TASK: Identify each line in the records below that contains the word "circle", and copy it.

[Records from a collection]
===============

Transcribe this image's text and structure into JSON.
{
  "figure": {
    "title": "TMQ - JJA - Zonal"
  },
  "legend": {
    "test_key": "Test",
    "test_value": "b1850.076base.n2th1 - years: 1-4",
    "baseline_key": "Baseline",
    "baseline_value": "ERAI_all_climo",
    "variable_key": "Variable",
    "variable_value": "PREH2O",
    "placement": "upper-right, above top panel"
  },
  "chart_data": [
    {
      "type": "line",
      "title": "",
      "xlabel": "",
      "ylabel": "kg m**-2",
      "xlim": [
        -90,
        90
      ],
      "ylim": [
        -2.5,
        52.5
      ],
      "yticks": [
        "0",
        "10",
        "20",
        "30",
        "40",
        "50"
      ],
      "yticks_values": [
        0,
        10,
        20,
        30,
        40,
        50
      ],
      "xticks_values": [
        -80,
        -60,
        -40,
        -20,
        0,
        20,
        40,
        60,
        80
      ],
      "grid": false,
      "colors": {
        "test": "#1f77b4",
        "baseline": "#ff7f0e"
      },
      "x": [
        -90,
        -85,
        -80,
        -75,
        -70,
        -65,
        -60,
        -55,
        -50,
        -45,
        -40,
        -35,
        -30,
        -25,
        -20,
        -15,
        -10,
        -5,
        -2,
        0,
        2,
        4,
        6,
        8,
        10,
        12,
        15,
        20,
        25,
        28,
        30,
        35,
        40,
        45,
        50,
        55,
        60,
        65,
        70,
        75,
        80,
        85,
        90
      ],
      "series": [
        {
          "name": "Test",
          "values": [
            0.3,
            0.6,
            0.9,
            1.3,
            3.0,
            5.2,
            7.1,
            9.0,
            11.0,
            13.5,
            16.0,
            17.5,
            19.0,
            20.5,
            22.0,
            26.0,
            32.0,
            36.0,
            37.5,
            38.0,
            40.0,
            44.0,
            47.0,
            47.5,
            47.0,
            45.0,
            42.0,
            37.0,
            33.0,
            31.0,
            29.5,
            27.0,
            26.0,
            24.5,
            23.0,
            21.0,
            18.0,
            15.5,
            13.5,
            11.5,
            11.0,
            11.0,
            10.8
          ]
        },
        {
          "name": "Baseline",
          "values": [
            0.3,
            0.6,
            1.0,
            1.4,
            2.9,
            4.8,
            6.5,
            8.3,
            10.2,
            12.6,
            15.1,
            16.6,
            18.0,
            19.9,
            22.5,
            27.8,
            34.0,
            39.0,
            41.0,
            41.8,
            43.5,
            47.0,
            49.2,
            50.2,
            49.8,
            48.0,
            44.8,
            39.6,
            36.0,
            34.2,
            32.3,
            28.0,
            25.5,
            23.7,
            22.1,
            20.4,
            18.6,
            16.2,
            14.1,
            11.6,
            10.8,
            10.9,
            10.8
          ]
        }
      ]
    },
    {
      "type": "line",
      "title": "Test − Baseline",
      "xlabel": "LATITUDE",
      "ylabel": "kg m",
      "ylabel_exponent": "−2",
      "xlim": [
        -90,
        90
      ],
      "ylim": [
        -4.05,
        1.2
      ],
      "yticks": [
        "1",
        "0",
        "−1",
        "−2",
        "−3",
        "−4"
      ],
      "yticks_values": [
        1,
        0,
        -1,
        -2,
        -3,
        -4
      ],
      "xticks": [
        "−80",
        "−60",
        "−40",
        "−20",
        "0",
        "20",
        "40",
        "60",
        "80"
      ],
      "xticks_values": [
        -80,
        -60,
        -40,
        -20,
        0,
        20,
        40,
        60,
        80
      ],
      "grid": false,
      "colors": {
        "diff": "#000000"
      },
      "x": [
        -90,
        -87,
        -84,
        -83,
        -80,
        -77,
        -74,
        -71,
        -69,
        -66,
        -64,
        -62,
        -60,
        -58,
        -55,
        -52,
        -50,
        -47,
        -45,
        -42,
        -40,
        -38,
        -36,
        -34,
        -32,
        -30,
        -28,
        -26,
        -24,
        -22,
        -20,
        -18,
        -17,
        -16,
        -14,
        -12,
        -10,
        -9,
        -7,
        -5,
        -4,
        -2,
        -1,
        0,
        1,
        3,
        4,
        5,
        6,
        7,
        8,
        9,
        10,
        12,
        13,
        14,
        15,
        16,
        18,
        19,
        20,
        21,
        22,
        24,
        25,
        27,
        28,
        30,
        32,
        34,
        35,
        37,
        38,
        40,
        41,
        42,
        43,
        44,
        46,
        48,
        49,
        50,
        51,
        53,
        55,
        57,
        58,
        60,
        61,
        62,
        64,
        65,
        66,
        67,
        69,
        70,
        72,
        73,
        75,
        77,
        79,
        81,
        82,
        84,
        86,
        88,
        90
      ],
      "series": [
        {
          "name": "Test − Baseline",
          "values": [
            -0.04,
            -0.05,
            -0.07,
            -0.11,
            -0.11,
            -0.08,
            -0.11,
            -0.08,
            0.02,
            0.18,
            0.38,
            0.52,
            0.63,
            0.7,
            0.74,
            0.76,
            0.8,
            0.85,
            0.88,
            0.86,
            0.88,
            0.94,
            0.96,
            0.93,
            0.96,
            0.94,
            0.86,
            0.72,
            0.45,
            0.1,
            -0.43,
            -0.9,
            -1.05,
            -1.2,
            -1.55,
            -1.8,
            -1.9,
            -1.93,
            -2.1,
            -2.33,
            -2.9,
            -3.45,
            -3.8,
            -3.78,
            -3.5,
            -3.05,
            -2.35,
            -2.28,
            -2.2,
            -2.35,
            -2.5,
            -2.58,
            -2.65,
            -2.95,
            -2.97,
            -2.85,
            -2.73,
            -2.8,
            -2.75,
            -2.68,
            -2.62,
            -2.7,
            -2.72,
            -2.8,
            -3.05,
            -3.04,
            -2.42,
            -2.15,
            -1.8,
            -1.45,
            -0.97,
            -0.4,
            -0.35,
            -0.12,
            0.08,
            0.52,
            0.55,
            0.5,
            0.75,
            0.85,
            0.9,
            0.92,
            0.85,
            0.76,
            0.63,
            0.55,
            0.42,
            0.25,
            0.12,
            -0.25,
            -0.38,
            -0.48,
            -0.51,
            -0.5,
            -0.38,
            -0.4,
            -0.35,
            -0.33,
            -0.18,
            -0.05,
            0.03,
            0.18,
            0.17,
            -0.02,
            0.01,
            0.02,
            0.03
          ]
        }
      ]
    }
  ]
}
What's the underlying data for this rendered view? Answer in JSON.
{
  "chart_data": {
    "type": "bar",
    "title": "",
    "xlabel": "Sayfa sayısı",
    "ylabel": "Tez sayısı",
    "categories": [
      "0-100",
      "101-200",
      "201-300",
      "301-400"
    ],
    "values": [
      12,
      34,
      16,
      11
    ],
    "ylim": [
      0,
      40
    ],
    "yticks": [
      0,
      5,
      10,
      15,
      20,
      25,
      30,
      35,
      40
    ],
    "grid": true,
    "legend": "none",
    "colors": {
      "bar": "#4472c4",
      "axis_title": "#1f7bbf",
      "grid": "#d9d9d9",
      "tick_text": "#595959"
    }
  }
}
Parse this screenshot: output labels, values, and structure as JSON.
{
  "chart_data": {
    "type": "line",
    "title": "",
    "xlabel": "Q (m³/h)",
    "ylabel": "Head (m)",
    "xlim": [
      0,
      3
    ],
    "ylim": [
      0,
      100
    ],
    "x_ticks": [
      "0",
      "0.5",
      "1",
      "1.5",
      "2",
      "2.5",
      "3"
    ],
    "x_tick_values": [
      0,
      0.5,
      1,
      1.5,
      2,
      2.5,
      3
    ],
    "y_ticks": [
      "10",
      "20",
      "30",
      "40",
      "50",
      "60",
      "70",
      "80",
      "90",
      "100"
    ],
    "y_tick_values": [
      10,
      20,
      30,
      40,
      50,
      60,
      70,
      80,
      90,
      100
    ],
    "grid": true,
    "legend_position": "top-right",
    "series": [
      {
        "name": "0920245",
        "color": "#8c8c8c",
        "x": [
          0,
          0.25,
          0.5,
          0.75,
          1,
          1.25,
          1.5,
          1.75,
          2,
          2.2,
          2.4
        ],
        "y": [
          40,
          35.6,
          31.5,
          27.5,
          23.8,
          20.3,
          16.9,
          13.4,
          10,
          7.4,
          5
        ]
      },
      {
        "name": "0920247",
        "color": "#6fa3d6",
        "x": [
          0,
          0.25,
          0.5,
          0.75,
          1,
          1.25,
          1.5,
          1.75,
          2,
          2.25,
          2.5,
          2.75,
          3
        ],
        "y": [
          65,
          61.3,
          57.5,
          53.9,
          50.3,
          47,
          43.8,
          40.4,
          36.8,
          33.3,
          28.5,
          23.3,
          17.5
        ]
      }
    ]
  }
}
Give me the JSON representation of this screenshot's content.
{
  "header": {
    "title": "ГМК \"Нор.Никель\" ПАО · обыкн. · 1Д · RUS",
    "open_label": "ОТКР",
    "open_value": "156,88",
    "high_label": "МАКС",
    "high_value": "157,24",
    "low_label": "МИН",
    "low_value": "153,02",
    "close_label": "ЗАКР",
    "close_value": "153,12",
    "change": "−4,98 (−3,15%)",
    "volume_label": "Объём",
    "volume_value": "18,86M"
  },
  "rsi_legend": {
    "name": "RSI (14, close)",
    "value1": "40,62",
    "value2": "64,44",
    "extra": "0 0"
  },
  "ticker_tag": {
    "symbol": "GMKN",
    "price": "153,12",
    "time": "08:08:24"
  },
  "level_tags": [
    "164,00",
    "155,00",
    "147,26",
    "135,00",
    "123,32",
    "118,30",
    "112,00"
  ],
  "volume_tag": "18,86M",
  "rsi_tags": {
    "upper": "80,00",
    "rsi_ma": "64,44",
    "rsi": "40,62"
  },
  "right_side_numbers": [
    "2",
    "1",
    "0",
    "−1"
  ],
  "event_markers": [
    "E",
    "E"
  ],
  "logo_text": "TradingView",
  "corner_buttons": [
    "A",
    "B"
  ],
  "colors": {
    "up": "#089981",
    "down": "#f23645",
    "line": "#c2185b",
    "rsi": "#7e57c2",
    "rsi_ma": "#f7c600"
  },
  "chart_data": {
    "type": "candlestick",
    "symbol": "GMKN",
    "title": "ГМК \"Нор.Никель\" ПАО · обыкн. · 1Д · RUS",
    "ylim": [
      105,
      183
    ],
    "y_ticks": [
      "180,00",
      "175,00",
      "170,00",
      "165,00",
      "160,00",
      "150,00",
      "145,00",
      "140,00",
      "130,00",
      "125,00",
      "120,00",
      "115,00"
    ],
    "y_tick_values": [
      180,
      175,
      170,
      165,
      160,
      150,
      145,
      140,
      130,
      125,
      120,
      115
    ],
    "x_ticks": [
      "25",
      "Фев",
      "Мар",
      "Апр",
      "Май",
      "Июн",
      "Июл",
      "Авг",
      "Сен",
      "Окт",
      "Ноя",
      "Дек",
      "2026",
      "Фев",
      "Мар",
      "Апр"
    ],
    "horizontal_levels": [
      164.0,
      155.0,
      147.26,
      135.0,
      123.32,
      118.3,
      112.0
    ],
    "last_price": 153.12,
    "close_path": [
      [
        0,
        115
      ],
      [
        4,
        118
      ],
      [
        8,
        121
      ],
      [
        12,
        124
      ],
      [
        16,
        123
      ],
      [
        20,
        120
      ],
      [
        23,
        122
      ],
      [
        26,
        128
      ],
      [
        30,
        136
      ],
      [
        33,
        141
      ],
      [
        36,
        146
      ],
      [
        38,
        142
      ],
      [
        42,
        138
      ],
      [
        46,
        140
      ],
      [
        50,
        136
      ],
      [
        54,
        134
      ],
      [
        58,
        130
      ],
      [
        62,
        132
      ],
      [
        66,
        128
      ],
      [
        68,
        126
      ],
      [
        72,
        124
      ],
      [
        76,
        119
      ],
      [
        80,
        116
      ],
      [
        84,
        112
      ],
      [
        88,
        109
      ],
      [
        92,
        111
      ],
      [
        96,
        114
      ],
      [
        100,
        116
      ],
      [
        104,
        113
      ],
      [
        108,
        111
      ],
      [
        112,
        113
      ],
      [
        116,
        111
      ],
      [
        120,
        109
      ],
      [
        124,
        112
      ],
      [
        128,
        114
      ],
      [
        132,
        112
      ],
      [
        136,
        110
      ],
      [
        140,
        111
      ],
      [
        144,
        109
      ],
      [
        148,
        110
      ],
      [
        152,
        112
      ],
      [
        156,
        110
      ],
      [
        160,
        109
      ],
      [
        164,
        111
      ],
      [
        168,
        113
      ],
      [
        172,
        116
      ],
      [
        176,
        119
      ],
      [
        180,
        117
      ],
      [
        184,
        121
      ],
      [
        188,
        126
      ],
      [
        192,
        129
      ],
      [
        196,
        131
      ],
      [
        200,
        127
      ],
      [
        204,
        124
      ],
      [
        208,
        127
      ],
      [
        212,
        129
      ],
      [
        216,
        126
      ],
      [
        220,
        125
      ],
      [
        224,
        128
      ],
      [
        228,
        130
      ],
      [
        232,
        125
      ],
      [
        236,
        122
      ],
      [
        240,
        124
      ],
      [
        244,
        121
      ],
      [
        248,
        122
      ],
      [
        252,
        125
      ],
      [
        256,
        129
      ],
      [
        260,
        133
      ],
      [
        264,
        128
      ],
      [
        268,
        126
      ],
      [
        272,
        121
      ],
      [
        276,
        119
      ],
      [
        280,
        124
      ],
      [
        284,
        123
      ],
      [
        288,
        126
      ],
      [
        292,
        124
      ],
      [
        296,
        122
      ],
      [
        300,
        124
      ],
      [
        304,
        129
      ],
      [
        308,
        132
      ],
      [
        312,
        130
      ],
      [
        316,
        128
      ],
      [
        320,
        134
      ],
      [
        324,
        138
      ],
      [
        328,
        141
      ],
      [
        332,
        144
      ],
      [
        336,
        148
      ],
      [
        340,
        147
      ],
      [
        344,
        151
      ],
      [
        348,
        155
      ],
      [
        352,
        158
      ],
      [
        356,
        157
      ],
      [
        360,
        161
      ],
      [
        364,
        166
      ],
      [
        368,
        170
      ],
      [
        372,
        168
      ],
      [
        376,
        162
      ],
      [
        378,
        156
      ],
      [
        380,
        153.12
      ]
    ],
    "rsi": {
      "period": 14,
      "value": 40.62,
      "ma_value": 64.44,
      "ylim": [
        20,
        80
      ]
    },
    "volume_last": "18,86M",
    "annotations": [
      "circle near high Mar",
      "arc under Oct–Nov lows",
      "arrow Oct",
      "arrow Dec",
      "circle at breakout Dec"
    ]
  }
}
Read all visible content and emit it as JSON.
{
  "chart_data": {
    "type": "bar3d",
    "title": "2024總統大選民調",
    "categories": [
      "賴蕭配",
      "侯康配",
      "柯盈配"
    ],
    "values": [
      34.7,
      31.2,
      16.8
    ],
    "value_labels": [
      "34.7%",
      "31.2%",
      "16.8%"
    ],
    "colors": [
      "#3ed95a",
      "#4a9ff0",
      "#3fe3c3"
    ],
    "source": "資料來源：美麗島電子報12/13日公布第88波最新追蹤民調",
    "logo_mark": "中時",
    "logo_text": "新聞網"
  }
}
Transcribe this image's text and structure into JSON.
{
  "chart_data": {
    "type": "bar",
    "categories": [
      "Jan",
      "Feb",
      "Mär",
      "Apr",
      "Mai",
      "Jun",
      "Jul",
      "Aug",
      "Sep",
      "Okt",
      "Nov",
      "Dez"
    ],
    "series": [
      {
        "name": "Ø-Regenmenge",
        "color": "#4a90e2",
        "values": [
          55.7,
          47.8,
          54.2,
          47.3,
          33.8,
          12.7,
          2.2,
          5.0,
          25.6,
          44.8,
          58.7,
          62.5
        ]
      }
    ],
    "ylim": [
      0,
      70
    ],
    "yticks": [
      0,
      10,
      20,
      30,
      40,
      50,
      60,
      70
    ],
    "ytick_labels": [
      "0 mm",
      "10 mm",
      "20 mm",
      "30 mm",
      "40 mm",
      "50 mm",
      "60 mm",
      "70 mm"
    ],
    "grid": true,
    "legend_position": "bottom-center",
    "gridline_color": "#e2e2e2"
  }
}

===============

SOLUTION:
      "circle near high Mar",
      "circle at breakout Dec"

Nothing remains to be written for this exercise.